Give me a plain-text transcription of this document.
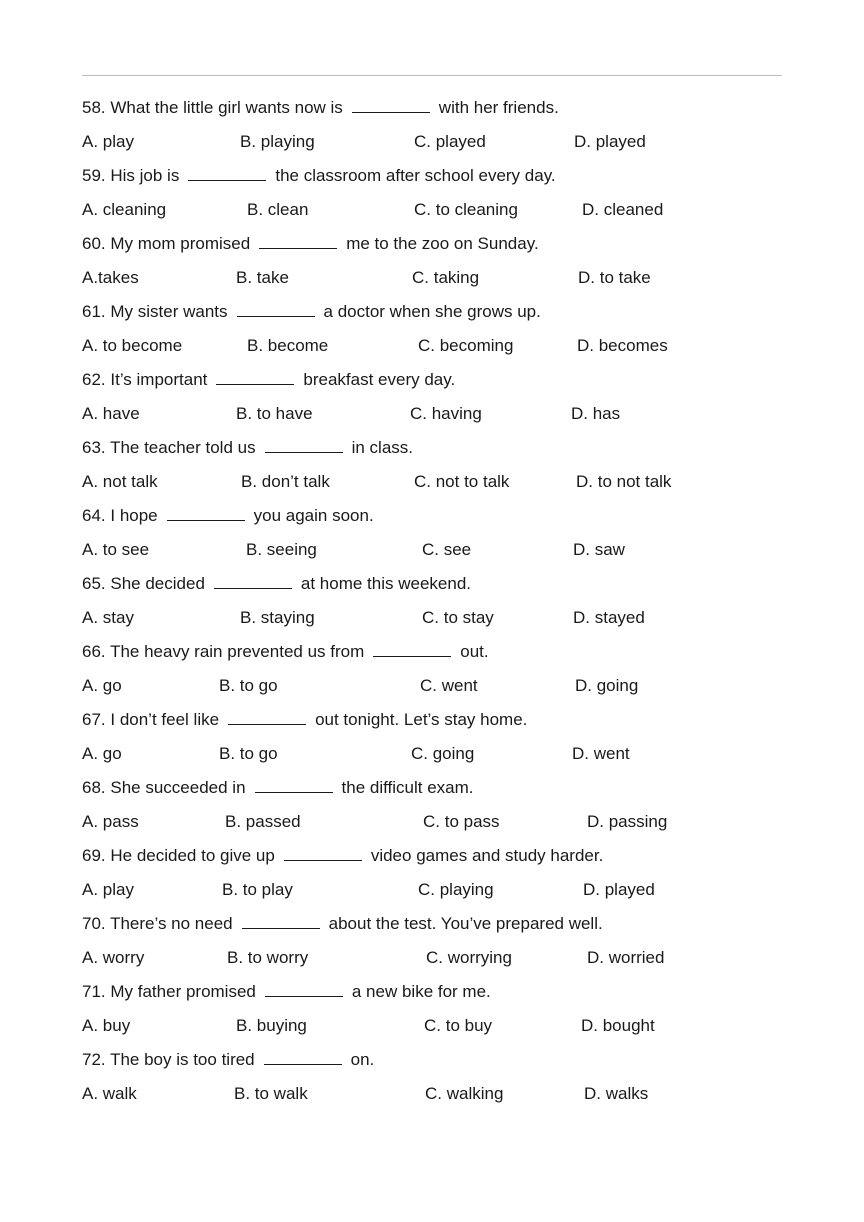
58. What the little girl wants now is	with her friends.
A. play	B. playing	C. played	D. played
59. His job is	the classroom after school every day.
A. cleaning	B. clean	C. to cleaning	D. cleaned
60. My mom promised	me to the zoo on Sunday.
A.takes	B. take	C. taking	D. to take
61. My sister wants	a doctor when she grows up.
A. to become	B. become	C. becoming	D. becomes
62. It’s important	breakfast every day.
A. have	B. to have	C. having	D. has
63. The teacher told us	in class.
A. not talk	B. don’t talk	C. not to talk	D. to not talk
64. I hope	you again soon.
A. to see	B. seeing	C. see	D. saw
65. She decided	at home this weekend.
A. stay	B. staying	C. to stay	D. stayed
66. The heavy rain prevented us from	out.
A. go	B. to go	C. went	D. going
67. I don’t feel like	out tonight. Let’s stay home.
A. go	B. to go	C. going	D. went
68. She succeeded in	the difficult exam.
A. pass	B. passed	C. to pass	D. passing
69. He decided to give up	video games and study harder.
A. play	B. to play	C. playing	D. played
70. There’s no need	about the test. You’ve prepared well.
A. worry	B. to worry	C. worrying	D. worried
71. My father promised	a new bike for me.
A. buy	B. buying	C. to buy	D. bought
72. The boy is too tired	on.
A. walk	B. to walk	C. walking	D. walks
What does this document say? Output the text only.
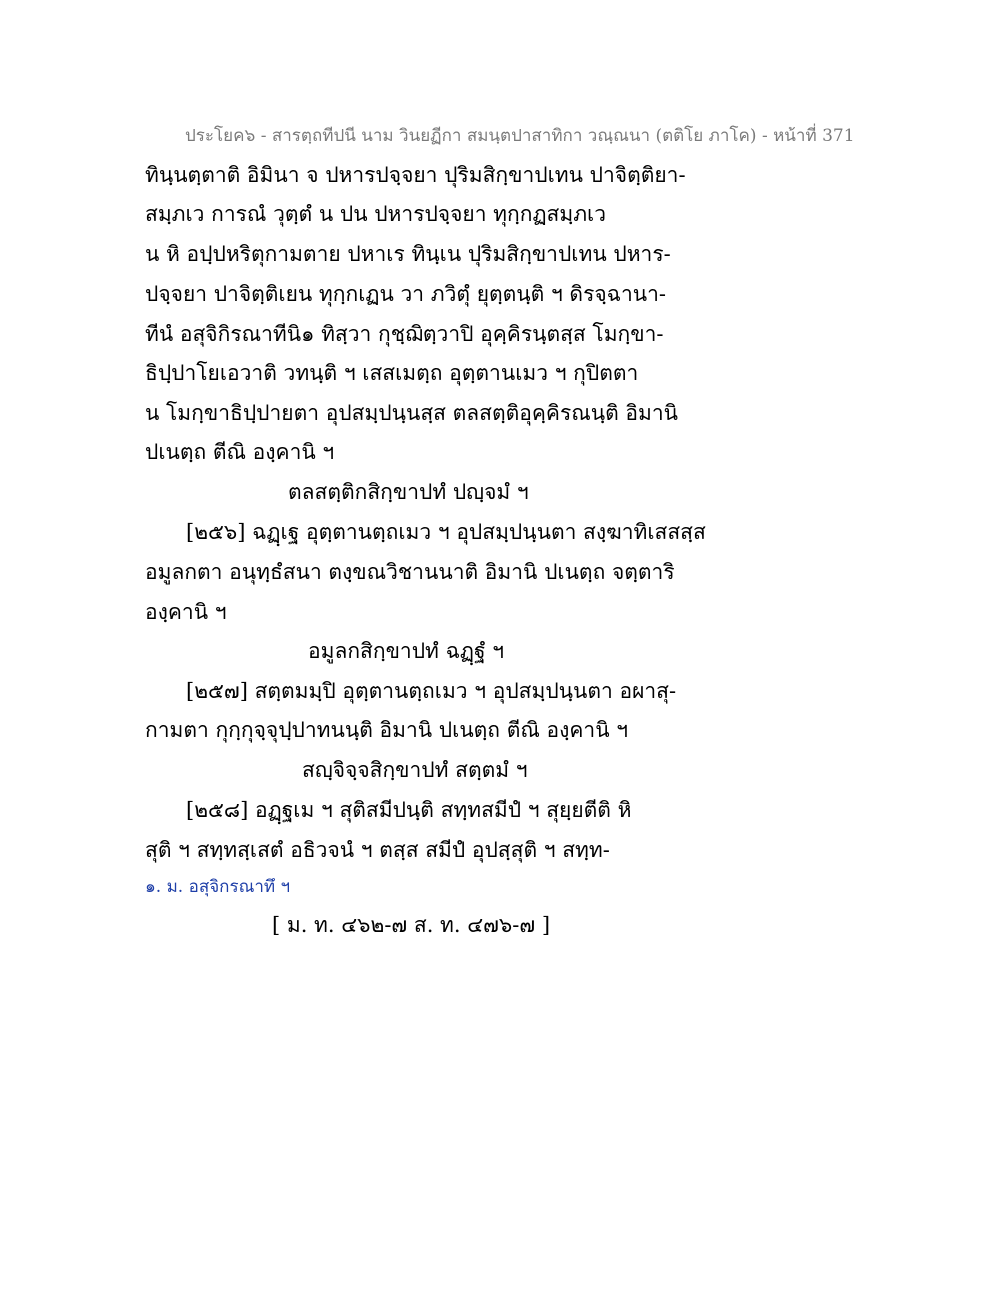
ประโยค๖ - สารตฺถทีปนี นาม วินยฏีกา สมนฺตปาสาทิกา วณฺณนา (ตติโย ภาโค) - หน้าที่ 371
ทินฺนตฺตาติ อิมินา จ ปหารปจฺจยา ปุริมสิกฺขาปเทน ปาจิตฺติยา-
สมฺภเว การณํ วุตฺตํ น ปน ปหารปจฺจยา ทุกฺกฏสมฺภเว
น หิ อปฺปหริตุกามตาย ปหาเร ทินฺเน ปุริมสิกฺขาปเทน ปหาร-
ปจฺจยา ปาจิตฺติเยน ทุกฺกเฏน วา ภวิตุํ ยุตฺตนฺติ ฯ ดิรจฺฉานา-
ทีนํ อสุจิกิรณาทีนิ๑ ทิสฺวา กุชฺฌิตฺวาปิ อุคฺคิรนฺตสฺส โมกฺขา-
ธิปฺปาโยเอวาติ วทนฺติ ฯ เสสเมตฺถ อุตฺตานเมว ฯ กุปิตตา
น โมกฺขาธิปฺปายตา อุปสมฺปนฺนสฺส ตลสตฺติอุคฺคิรณนฺติ อิมานิ
ปเนตฺถ ตีณิ องฺคานิ ฯ
ตลสตฺติกสิกฺขาปทํ ปญฺจมํ ฯ
[๒๕๖] ฉฏฺเฐ อุตฺตานตฺถเมว ฯ อุปสมฺปนฺนตา สงฺฆาทิเสสสฺส
อมูลกตา อนุทฺธํสนา ตงฺขณวิชานนาติ อิมานิ ปเนตฺถ จตฺตาริ
องฺคานิ ฯ
อมูลกสิกฺขาปทํ ฉฏฺฐํ ฯ
[๒๕๗] สตฺตมมฺปิ อุตฺตานตฺถเมว ฯ อุปสมฺปนฺนตา อผาสุ-
กามตา กุกฺกุจฺจุปฺปาทนนฺติ อิมานิ ปเนตฺถ ตีณิ องฺคานิ ฯ
สญฺจิจฺจสิกฺขาปทํ สตฺตมํ ฯ
[๒๕๘] อฏฺฐเม ฯ สุติสมีปนฺติ สทฺทสมีปํ ฯ สุยฺยตีติ หิ
สุติ ฯ สทฺทสฺเสตํ อธิวจนํ ฯ ตสฺส สมีปํ อุปสฺสุติ ฯ สทฺท-
๑. ม. อสุจิกรณาทึ ฯ
[ ม. ท. ๔๖๒-๗ ส. ท. ๔๗๖-๗ ]
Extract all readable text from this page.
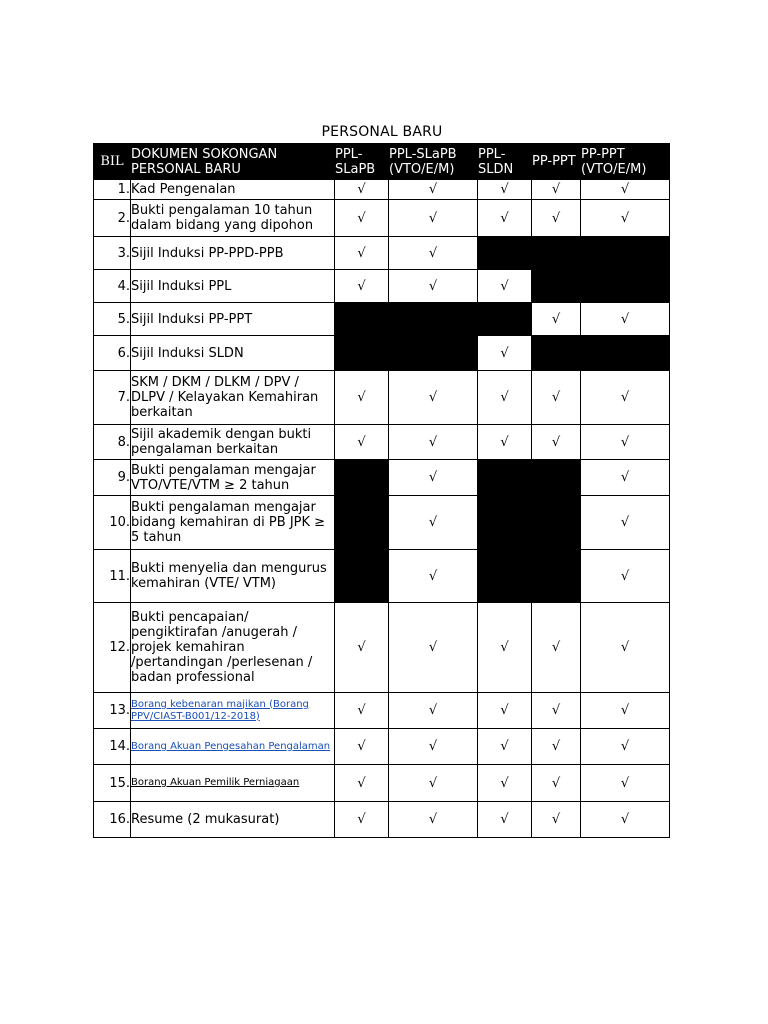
PERSONAL BARU
BIL	DOKUMEN SOKONGAN PERSONAL BARU	PPL-SLaPB	PPL-SLaPB (VTO/E/M)	PPL-SLDN	PP-PPT	PP-PPT (VTO/E/M)
1.	Kad Pengenalan	√	√	√	√	√
2.	Bukti pengalaman 10 tahun dalam bidang yang dipohon	√	√	√	√	√
3.	Sijil Induksi PP-PPD-PPB	√	√			
4.	Sijil Induksi PPL	√	√	√		
5.	Sijil Induksi PP-PPT				√	√
6.	Sijil Induksi SLDN			√		
7.	SKM / DKM / DLKM / DPV / DLPV / Kelayakan Kemahiran berkaitan	√	√	√	√	√
8.	Sijil akademik dengan bukti pengalaman berkaitan	√	√	√	√	√
9.	Bukti pengalaman mengajar VTO/VTE/VTM ≥ 2 tahun		√			√
10.	Bukti pengalaman mengajar bidang kemahiran di PB JPK ≥ 5 tahun		√			√
11.	Bukti menyelia dan mengurus kemahiran (VTE/ VTM)		√			√
12.	Bukti pencapaian/ pengiktirafan /anugerah / projek kemahiran /pertandingan /perlesenan / badan professional	√	√	√	√	√
13.	Borang kebenaran majikan (Borang PPV/CIAST-B001/12-2018)	√	√	√	√	√
14.	Borang Akuan Pengesahan Pengalaman	√	√	√	√	√
15.	Borang Akuan Pemilik Perniagaan	√	√	√	√	√
16.	Resume (2 mukasurat)	√	√	√	√	√
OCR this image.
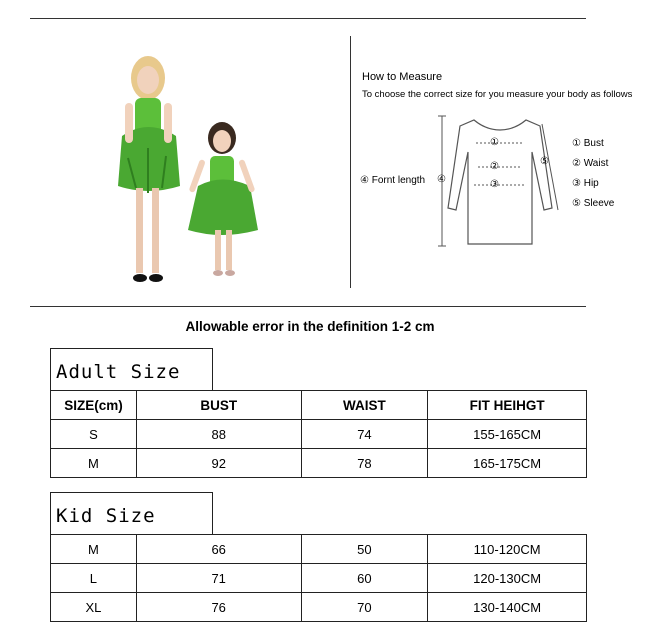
How to Measure
To choose the correct size for you measure your body as follows
④ Fornt length
①
②
③
④
⑤
① Bust
② Waist
③ Hip
⑤ Sleeve
Allowable error in the definition 1-2 cm
Adult Size
SIZE(cm)	BUST	WAIST	FIT HEIHGT
S	88	74	155-165CM
M	92	78	165-175CM
Kid Size
M	66	50	110-120CM
L	71	60	120-130CM
XL	76	70	130-140CM
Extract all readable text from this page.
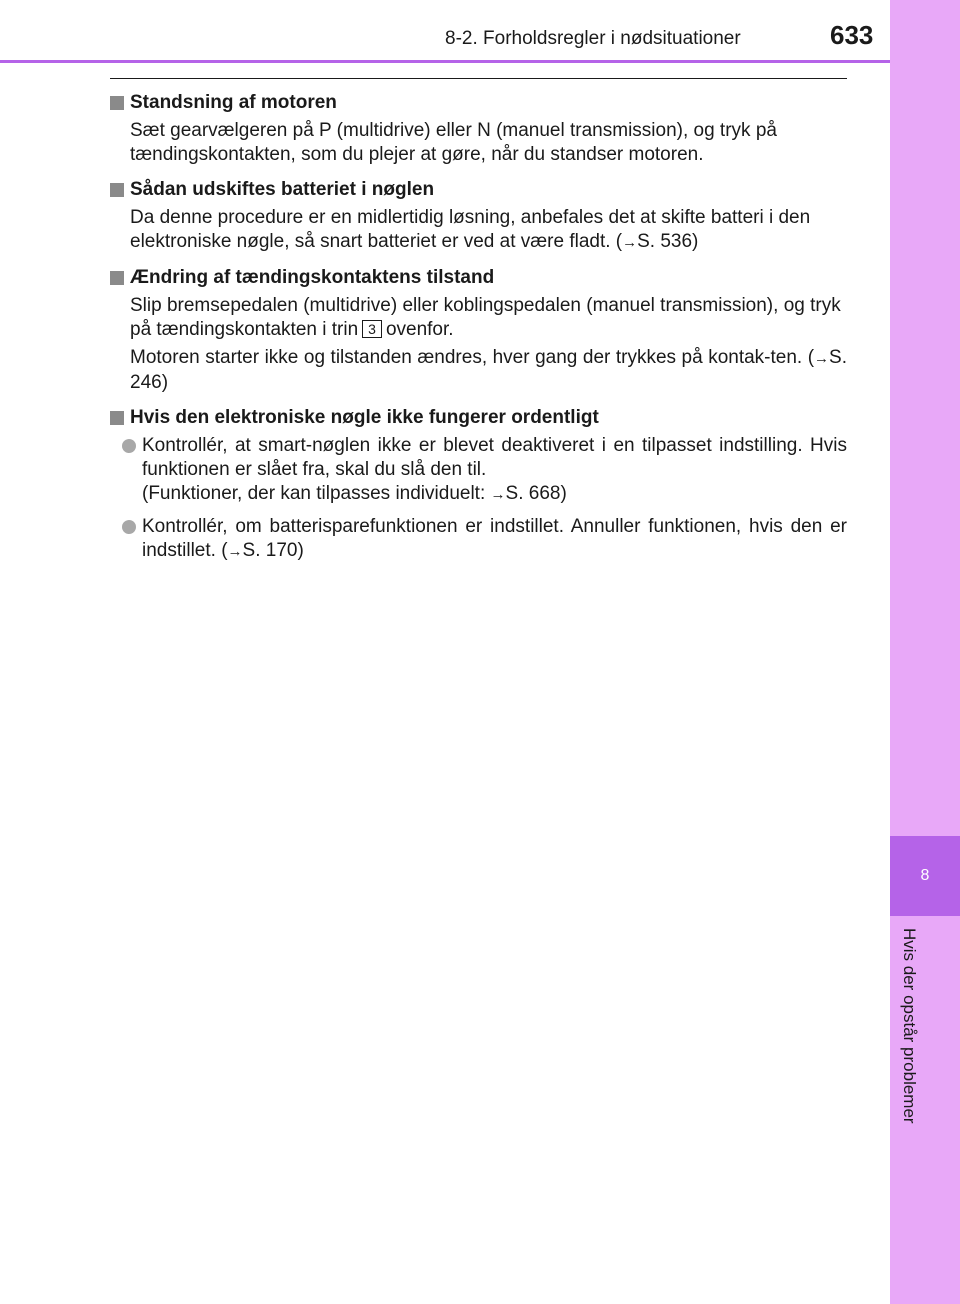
8
Hvis der opstår problemer
8-2. Forholdsregler i nødsituationer	633
Standsning af motoren
Sæt gearvælgeren på P (multidrive) eller N (manuel transmission), og tryk på tændingskontakten, som du plejer at gøre, når du standser motoren.
Sådan udskiftes batteriet i nøglen
Da denne procedure er en midlertidig løsning, anbefales det at skifte batteri i den elektroniske nøgle, så snart batteriet er ved at være fladt. (→S. 536)
Ændring af tændingskontaktens tilstand
Slip bremsepedalen (multidrive) eller koblingspedalen (manuel transmission), og tryk på tændingskontakten i trin 3 ovenfor.
Motoren starter ikke og tilstanden ændres, hver gang der trykkes på kontak-ten. (→S. 246)
Hvis den elektroniske nøgle ikke fungerer ordentligt
Kontrollér, at smart-nøglen ikke er blevet deaktiveret i en tilpasset indstilling. Hvis funktionen er slået fra, skal du slå den til.
(Funktioner, der kan tilpasses individuelt: →S. 668)
Kontrollér, om batterisparefunktionen er indstillet. Annuller funktionen, hvis den er indstillet. (→S. 170)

= = = = =

● **Work to be completed**: For each line above that contains the word "playing", copy that line.

● **Task answer**:
A. play	B. playing	C. played	D. played
A. play	B. to play	C. playing	D. played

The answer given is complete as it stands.